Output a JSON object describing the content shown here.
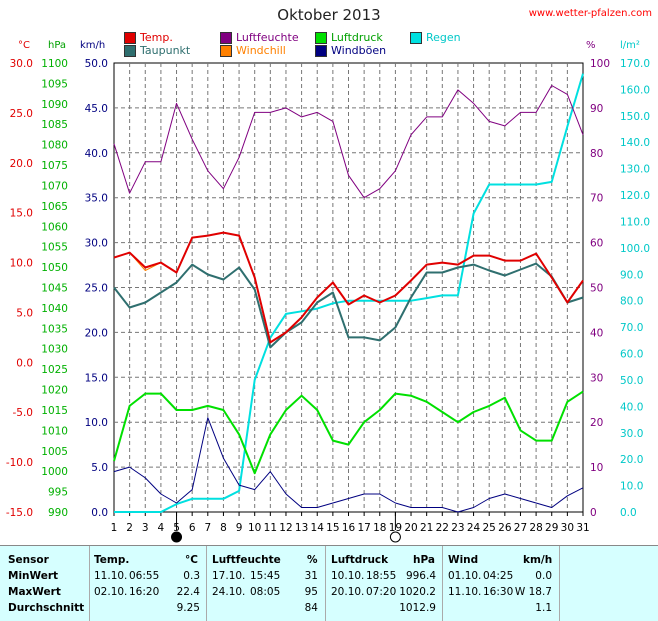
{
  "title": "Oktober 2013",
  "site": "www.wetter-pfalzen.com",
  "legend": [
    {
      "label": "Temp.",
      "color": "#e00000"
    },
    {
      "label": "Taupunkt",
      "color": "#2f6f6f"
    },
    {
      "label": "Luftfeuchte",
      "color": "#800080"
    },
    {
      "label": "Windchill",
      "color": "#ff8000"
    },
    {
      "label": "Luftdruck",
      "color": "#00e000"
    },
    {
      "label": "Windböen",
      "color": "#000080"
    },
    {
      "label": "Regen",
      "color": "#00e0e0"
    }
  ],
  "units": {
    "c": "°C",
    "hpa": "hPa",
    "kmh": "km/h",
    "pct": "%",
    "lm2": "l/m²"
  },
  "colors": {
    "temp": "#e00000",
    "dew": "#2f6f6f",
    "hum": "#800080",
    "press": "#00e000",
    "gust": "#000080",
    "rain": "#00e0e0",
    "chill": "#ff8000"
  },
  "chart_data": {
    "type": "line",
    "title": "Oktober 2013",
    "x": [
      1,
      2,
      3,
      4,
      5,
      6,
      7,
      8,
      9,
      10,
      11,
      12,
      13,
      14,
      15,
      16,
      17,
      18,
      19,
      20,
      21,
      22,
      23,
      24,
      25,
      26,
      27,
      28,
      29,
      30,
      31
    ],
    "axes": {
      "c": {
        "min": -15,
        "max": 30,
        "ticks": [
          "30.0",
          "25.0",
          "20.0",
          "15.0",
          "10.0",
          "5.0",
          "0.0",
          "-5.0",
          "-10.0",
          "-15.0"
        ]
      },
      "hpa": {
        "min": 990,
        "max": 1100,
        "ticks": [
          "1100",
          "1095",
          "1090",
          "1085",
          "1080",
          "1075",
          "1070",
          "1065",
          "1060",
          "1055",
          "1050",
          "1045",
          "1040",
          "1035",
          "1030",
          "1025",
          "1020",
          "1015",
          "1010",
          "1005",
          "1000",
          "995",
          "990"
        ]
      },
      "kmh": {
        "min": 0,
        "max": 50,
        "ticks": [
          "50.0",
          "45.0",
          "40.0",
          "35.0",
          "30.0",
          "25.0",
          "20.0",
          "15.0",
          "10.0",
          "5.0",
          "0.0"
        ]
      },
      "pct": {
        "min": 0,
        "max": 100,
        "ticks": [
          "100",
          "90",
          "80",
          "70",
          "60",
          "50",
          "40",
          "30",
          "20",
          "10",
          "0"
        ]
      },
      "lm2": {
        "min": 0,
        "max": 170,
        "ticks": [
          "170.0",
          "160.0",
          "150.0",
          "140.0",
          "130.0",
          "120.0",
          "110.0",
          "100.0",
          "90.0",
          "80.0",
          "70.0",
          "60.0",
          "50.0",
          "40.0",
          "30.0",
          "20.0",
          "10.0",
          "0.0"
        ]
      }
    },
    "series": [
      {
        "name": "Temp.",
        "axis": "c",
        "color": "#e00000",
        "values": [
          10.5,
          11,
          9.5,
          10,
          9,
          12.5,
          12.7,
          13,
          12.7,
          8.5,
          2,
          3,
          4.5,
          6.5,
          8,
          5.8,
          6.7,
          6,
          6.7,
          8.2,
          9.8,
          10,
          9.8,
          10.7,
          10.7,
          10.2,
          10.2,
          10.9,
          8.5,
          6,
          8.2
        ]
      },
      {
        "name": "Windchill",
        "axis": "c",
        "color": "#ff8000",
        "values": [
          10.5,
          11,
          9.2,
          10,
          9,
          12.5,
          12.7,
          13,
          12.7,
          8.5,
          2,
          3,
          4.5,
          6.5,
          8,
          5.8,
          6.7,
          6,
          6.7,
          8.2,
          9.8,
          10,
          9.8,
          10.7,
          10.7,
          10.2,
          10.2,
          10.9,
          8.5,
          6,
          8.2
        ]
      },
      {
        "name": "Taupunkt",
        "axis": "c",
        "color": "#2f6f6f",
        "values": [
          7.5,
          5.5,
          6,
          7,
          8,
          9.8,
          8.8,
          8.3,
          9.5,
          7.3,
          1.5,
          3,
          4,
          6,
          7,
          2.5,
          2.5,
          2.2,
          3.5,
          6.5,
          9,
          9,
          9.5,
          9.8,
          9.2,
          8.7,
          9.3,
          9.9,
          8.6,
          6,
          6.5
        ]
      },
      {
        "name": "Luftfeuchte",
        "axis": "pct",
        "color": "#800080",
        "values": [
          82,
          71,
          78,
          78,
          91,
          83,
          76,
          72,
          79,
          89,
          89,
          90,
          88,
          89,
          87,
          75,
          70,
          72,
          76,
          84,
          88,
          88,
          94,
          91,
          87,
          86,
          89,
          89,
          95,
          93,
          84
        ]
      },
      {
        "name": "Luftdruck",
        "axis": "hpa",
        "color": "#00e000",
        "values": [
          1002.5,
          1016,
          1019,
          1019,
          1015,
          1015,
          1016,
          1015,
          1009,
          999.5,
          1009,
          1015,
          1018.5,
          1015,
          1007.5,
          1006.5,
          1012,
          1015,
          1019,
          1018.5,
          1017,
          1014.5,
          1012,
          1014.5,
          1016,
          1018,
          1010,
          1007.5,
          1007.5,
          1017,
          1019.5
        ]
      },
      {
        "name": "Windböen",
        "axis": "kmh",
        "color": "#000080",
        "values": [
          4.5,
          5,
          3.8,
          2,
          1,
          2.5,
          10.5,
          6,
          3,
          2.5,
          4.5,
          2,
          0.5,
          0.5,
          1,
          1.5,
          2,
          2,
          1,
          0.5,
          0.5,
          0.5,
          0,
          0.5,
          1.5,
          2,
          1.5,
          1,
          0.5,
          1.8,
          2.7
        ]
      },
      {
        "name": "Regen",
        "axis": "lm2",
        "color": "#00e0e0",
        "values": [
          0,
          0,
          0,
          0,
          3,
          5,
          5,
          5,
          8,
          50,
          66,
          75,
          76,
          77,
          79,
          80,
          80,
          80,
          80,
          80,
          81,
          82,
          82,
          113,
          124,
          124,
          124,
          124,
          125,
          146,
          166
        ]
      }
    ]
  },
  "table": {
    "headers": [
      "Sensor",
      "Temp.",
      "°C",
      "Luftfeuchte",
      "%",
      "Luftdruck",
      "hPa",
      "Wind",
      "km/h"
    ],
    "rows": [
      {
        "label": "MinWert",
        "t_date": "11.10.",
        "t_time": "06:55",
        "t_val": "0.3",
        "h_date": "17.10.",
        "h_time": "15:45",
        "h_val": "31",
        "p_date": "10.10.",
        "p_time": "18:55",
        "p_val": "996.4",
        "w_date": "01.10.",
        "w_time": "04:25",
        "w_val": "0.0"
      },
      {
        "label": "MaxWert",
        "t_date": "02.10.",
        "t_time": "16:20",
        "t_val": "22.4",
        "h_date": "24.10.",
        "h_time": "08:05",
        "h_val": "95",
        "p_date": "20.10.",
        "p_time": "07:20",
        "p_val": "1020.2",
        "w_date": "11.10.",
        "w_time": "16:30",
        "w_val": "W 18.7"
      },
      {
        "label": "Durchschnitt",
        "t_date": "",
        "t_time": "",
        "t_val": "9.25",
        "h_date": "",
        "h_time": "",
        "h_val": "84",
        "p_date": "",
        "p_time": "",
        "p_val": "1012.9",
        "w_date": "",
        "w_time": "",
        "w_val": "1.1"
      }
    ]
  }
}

Problem to work on: Copy in full each line that holds the word "name".

Finished answer:
        "name": "Temp.",
        "name": "Windchill",
        "name": "Taupunkt",
        "name": "Luftfeuchte",
        "name": "Luftdruck",
        "name": "Windböen",
        "name": "Regen",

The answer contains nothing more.